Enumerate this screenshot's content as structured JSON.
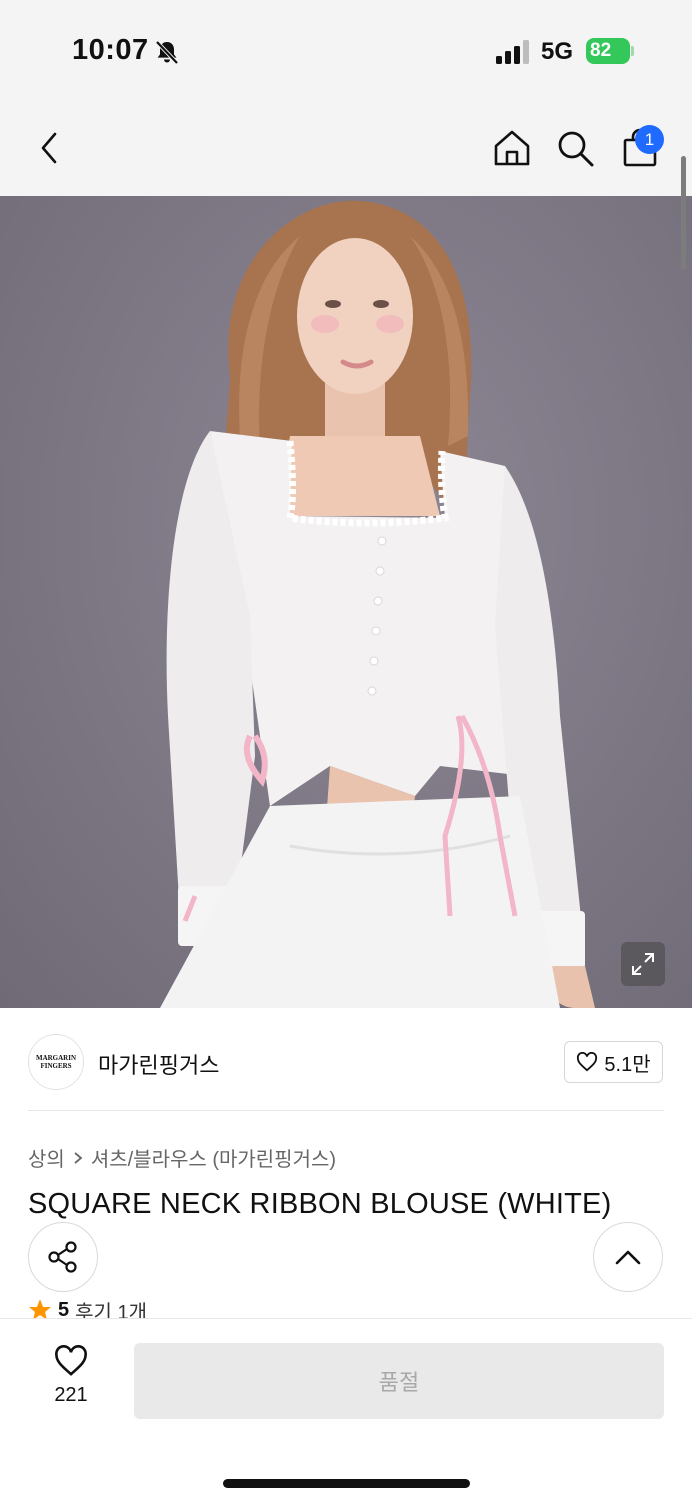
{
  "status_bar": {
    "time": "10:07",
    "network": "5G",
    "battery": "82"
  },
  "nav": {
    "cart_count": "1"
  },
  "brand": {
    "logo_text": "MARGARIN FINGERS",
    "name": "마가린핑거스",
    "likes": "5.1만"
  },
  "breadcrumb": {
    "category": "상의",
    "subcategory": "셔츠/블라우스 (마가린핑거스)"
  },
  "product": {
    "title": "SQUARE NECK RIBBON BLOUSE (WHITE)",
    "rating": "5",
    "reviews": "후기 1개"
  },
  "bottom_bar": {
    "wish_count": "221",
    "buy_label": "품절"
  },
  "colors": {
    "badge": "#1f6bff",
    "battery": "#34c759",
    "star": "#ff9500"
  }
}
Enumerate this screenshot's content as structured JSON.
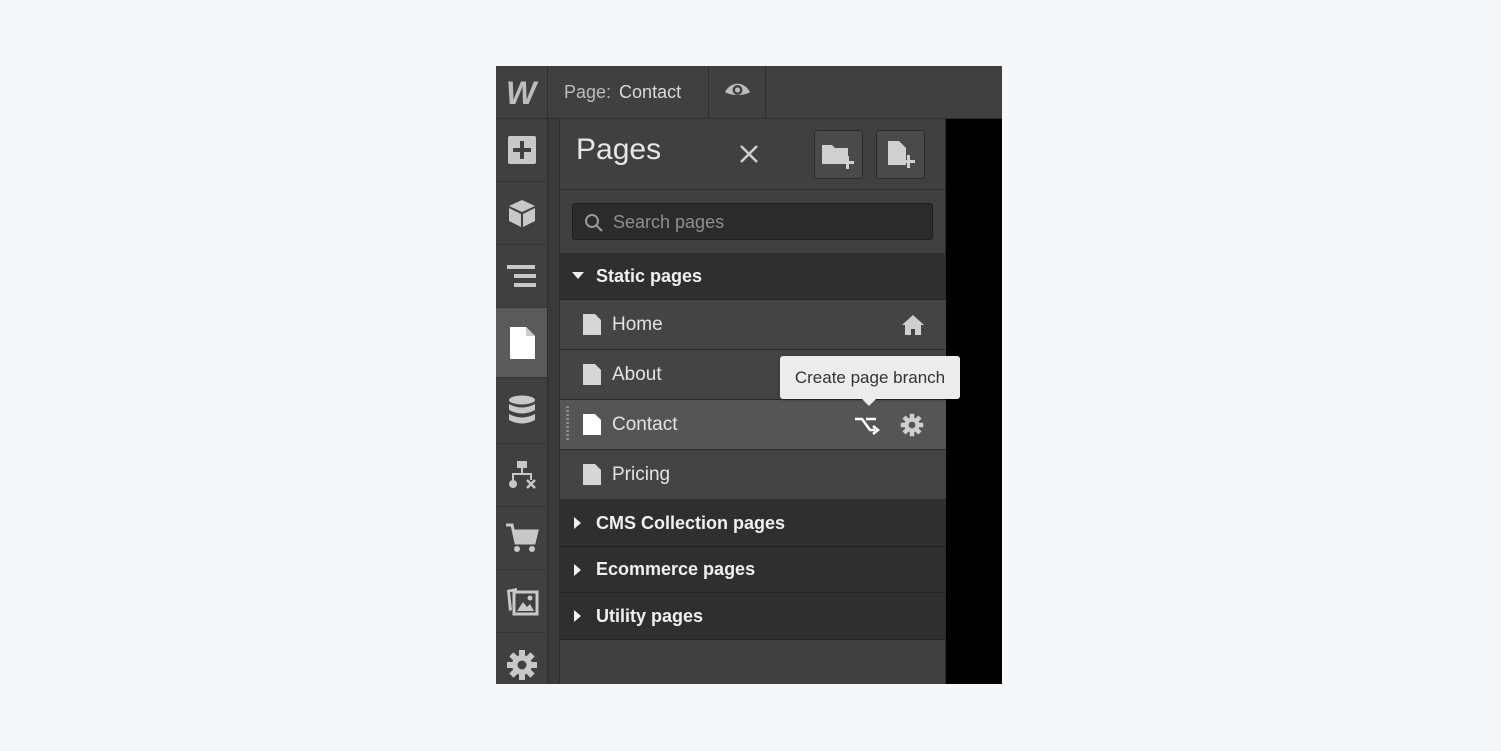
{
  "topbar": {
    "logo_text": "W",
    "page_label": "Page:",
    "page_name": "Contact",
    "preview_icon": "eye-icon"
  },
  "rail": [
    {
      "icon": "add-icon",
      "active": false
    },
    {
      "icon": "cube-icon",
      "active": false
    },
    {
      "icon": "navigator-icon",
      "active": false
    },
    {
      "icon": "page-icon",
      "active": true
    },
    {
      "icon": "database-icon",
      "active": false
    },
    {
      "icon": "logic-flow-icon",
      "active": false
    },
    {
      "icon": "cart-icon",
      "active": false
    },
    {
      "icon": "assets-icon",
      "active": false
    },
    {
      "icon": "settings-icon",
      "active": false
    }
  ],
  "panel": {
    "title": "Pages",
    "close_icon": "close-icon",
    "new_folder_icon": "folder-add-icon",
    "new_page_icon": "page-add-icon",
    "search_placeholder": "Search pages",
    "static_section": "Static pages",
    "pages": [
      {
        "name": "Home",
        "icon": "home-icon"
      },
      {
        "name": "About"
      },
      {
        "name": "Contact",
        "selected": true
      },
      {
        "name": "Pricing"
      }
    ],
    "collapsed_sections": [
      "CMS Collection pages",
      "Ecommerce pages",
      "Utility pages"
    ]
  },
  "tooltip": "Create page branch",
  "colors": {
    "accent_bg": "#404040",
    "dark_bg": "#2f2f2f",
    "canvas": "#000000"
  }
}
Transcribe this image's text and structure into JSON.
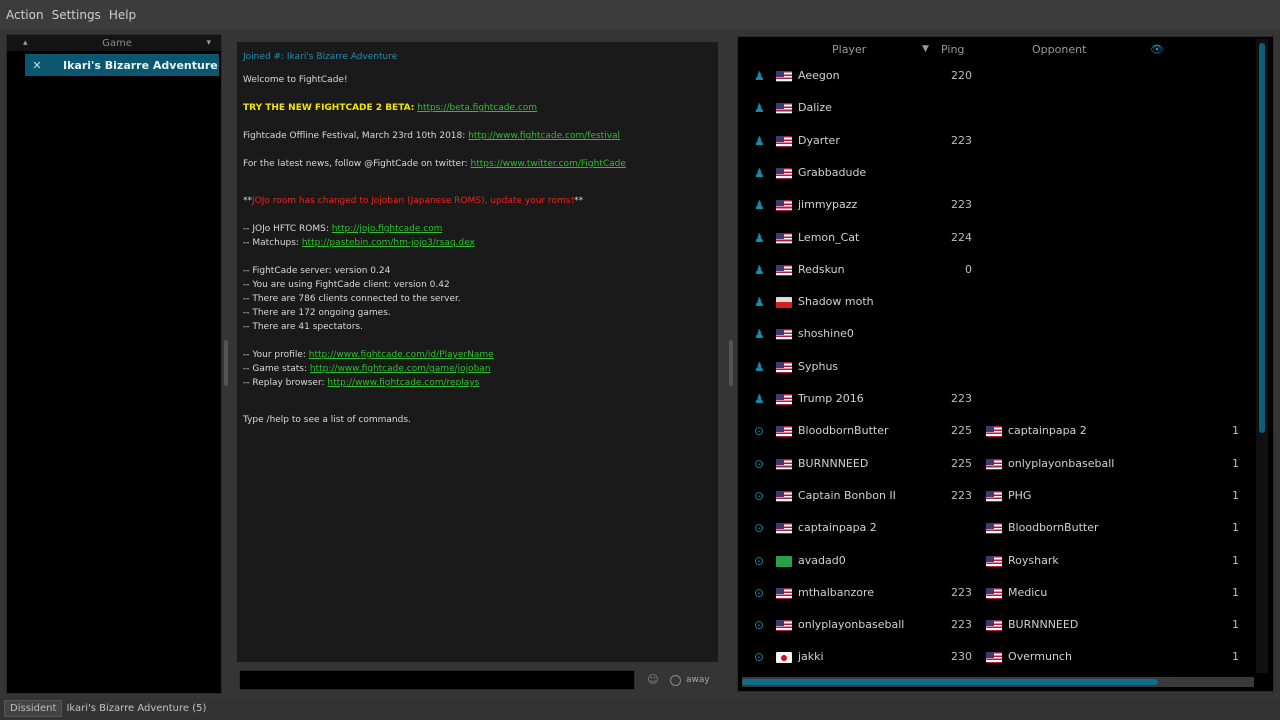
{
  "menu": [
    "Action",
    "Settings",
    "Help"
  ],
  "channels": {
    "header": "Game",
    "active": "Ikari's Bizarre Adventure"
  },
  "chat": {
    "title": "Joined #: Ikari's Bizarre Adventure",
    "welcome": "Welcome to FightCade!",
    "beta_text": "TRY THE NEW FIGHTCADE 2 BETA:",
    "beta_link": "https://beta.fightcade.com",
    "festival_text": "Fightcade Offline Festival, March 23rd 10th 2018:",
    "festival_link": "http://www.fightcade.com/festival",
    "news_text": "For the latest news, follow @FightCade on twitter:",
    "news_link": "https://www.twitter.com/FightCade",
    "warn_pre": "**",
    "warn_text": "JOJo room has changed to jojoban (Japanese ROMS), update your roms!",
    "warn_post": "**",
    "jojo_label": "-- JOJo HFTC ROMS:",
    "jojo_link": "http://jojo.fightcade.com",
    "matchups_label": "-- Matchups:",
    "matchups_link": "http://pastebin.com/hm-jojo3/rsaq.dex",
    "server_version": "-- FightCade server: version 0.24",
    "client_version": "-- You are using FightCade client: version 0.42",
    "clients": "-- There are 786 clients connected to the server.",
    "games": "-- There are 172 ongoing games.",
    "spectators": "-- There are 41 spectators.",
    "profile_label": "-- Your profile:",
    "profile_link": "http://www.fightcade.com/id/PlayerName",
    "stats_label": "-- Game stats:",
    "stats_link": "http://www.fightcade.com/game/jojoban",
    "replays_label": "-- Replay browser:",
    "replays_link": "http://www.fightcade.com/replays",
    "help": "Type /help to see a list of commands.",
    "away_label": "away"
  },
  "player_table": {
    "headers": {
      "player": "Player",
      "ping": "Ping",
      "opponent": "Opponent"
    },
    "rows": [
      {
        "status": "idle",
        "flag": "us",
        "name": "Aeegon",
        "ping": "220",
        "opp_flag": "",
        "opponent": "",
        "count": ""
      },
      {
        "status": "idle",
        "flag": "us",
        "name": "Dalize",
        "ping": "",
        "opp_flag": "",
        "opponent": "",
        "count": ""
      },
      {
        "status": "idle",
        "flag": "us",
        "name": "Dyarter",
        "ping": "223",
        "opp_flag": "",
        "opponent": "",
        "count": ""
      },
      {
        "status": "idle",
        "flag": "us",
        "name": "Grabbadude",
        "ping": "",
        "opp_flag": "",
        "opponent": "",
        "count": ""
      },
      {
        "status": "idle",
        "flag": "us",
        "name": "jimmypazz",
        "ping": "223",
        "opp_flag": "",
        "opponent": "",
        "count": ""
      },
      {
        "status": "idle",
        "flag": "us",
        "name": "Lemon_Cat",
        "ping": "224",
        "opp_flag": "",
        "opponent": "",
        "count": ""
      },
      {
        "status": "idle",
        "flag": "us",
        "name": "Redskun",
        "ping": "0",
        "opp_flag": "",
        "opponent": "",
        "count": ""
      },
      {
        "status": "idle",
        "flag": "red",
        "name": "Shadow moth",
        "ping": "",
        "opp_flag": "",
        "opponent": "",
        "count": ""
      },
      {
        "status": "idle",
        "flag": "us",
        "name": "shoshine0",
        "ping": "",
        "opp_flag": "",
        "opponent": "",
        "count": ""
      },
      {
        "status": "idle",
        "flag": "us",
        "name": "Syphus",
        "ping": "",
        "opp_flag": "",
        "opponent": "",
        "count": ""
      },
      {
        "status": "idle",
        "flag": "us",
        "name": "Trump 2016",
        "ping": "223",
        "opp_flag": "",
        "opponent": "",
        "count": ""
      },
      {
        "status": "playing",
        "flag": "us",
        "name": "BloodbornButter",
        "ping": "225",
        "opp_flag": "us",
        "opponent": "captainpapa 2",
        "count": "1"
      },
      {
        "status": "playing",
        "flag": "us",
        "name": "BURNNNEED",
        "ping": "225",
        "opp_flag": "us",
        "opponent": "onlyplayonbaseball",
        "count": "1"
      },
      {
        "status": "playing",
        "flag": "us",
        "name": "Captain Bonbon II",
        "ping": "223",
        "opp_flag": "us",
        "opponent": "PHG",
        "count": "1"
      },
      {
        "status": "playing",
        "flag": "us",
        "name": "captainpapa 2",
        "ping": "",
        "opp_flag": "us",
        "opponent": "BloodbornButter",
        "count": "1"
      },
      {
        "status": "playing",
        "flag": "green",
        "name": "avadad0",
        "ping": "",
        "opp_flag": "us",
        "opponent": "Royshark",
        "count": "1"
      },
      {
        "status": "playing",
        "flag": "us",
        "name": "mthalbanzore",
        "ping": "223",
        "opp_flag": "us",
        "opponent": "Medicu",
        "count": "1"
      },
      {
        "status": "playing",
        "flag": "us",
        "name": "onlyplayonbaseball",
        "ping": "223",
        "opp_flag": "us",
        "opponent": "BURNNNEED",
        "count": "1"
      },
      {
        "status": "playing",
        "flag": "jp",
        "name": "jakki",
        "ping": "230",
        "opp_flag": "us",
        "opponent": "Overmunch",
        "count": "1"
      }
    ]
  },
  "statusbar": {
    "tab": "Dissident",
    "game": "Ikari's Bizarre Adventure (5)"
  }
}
################
EXERCISE TASK: The entries above are to be returned exactly, without their pictures.

PROBLEM SOLUTION:
Enumerate this screenshot's content as structured JSON.
{
  "status_bar": {
    "time": "10:07",
    "network": "5G",
    "battery": "82"
  },
  "nav": {
    "cart_count": "1"
  },
  "brand": {
    "logo_text": "MARGARIN FINGERS",
    "name": "마가린핑거스",
    "likes": "5.1만"
  },
  "breadcrumb": {
    "category": "상의",
    "subcategory": "셔츠/블라우스 (마가린핑거스)"
  },
  "product": {
    "title": "SQUARE NECK RIBBON BLOUSE (WHITE)",
    "rating": "5",
    "reviews": "후기 1개"
  },
  "bottom_bar": {
    "wish_count": "221",
    "buy_label": "품절"
  },
  "colors": {
    "badge": "#1f6bff",
    "battery": "#34c759",
    "star": "#ff9500"
  }
}
Enumerate this screenshot's content as structured JSON.
{
  "topbar": {
    "logo_text": "W",
    "page_label": "Page:",
    "page_name": "Contact",
    "preview_icon": "eye-icon"
  },
  "rail": [
    {
      "icon": "add-icon",
      "active": false
    },
    {
      "icon": "cube-icon",
      "active": false
    },
    {
      "icon": "navigator-icon",
      "active": false
    },
    {
      "icon": "page-icon",
      "active": true
    },
    {
      "icon": "database-icon",
      "active": false
    },
    {
      "icon": "logic-flow-icon",
      "active": false
    },
    {
      "icon": "cart-icon",
      "active": false
    },
    {
      "icon": "assets-icon",
      "active": false
    },
    {
      "icon": "settings-icon",
      "active": false
    }
  ],
  "panel": {
    "title": "Pages",
    "close_icon": "close-icon",
    "new_folder_icon": "folder-add-icon",
    "new_page_icon": "page-add-icon",
    "search_placeholder": "Search pages",
    "static_section": "Static pages",
    "pages": [
      {
        "name": "Home",
        "icon": "home-icon"
      },
      {
        "name": "About"
      },
      {
        "name": "Contact",
        "selected": true
      },
      {
        "name": "Pricing"
      }
    ],
    "collapsed_sections": [
      "CMS Collection pages",
      "Ecommerce pages",
      "Utility pages"
    ]
  },
  "tooltip": "Create page branch",
  "colors": {
    "accent_bg": "#404040",
    "dark_bg": "#2f2f2f",
    "canvas": "#000000"
  }
}
Transcribe this image's text and structure into JSON.
{
  "menu": [
    "Action",
    "Settings",
    "Help"
  ],
  "channels": {
    "header": "Game",
    "active": "Ikari's Bizarre Adventure"
  },
  "chat": {
    "title": "Joined #: Ikari's Bizarre Adventure",
    "welcome": "Welcome to FightCade!",
    "beta_text": "TRY THE NEW FIGHTCADE 2 BETA:",
    "beta_link": "https://beta.fightcade.com",
    "festival_text": "Fightcade Offline Festival, March 23rd 10th 2018:",
    "festival_link": "http://www.fightcade.com/festival",
    "news_text": "For the latest news, follow @FightCade on twitter:",
    "news_link": "https://www.twitter.com/FightCade",
    "warn_pre": "**",
    "warn_text": "JOJo room has changed to jojoban (Japanese ROMS), update your roms!",
    "warn_post": "**",
    "jojo_label": "-- JOJo HFTC ROMS:",
    "jojo_link": "http://jojo.fightcade.com",
    "matchups_label": "-- Matchups:",
    "matchups_link": "http://pastebin.com/hm-jojo3/rsaq.dex",
    "server_version": "-- FightCade server: version 0.24",
    "client_version": "-- You are using FightCade client: version 0.42",
    "clients": "-- There are 786 clients connected to the server.",
    "games": "-- There are 172 ongoing games.",
    "spectators": "-- There are 41 spectators.",
    "profile_label": "-- Your profile:",
    "profile_link": "http://www.fightcade.com/id/PlayerName",
    "stats_label": "-- Game stats:",
    "stats_link": "http://www.fightcade.com/game/jojoban",
    "replays_label": "-- Replay browser:",
    "replays_link": "http://www.fightcade.com/replays",
    "help": "Type /help to see a list of commands.",
    "away_label": "away"
  },
  "player_table": {
    "headers": {
      "player": "Player",
      "ping": "Ping",
      "opponent": "Opponent"
    },
    "rows": [
      {
        "status": "idle",
        "flag": "us",
        "name": "Aeegon",
        "ping": "220",
        "opp_flag": "",
        "opponent": "",
        "count": ""
      },
      {
        "status": "idle",
        "flag": "us",
        "name": "Dalize",
        "ping": "",
        "opp_flag": "",
        "opponent": "",
        "count": ""
      },
      {
        "status": "idle",
        "flag": "us",
        "name": "Dyarter",
        "ping": "223",
        "opp_flag": "",
        "opponent": "",
        "count": ""
      },
      {
        "status": "idle",
        "flag": "us",
        "name": "Grabbadude",
        "ping": "",
        "opp_flag": "",
        "opponent": "",
        "count": ""
      },
      {
        "status": "idle",
        "flag": "us",
        "name": "jimmypazz",
        "ping": "223",
        "opp_flag": "",
        "opponent": "",
        "count": ""
      },
      {
        "status": "idle",
        "flag": "us",
        "name": "Lemon_Cat",
        "ping": "224",
        "opp_flag": "",
        "opponent": "",
        "count": ""
      },
      {
        "status": "idle",
        "flag": "us",
        "name": "Redskun",
        "ping": "0",
        "opp_flag": "",
        "opponent": "",
        "count": ""
      },
      {
        "status": "idle",
        "flag": "red",
        "name": "Shadow moth",
        "ping": "",
        "opp_flag": "",
        "opponent": "",
        "count": ""
      },
      {
        "status": "idle",
        "flag": "us",
        "name": "shoshine0",
        "ping": "",
        "opp_flag": "",
        "opponent": "",
        "count": ""
      },
      {
        "status": "idle",
        "flag": "us",
        "name": "Syphus",
        "ping": "",
        "opp_flag": "",
        "opponent": "",
        "count": ""
      },
      {
        "status": "idle",
        "flag": "us",
        "name": "Trump 2016",
        "ping": "223",
        "opp_flag": "",
        "opponent": "",
        "count": ""
      },
      {
        "status": "playing",
        "flag": "us",
        "name": "BloodbornButter",
        "ping": "225",
        "opp_flag": "us",
        "opponent": "captainpapa 2",
        "count": "1"
      },
      {
        "status": "playing",
        "flag": "us",
        "name": "BURNNNEED",
        "ping": "225",
        "opp_flag": "us",
        "opponent": "onlyplayonbaseball",
        "count": "1"
      },
      {
        "status": "playing",
        "flag": "us",
        "name": "Captain Bonbon II",
        "ping": "223",
        "opp_flag": "us",
        "opponent": "PHG",
        "count": "1"
      },
      {
        "status": "playing",
        "flag": "us",
        "name": "captainpapa 2",
        "ping": "",
        "opp_flag": "us",
        "opponent": "BloodbornButter",
        "count": "1"
      },
      {
        "status": "playing",
        "flag": "green",
        "name": "avadad0",
        "ping": "",
        "opp_flag": "us",
        "opponent": "Royshark",
        "count": "1"
      },
      {
        "status": "playing",
        "flag": "us",
        "name": "mthalbanzore",
        "ping": "223",
        "opp_flag": "us",
        "opponent": "Medicu",
        "count": "1"
      },
      {
        "status": "playing",
        "flag": "us",
        "name": "onlyplayonbaseball",
        "ping": "223",
        "opp_flag": "us",
        "opponent": "BURNNNEED",
        "count": "1"
      },
      {
        "status": "playing",
        "flag": "jp",
        "name": "jakki",
        "ping": "230",
        "opp_flag": "us",
        "opponent": "Overmunch",
        "count": "1"
      }
    ]
  },
  "statusbar": {
    "tab": "Dissident",
    "game": "Ikari's Bizarre Adventure (5)"
  }
}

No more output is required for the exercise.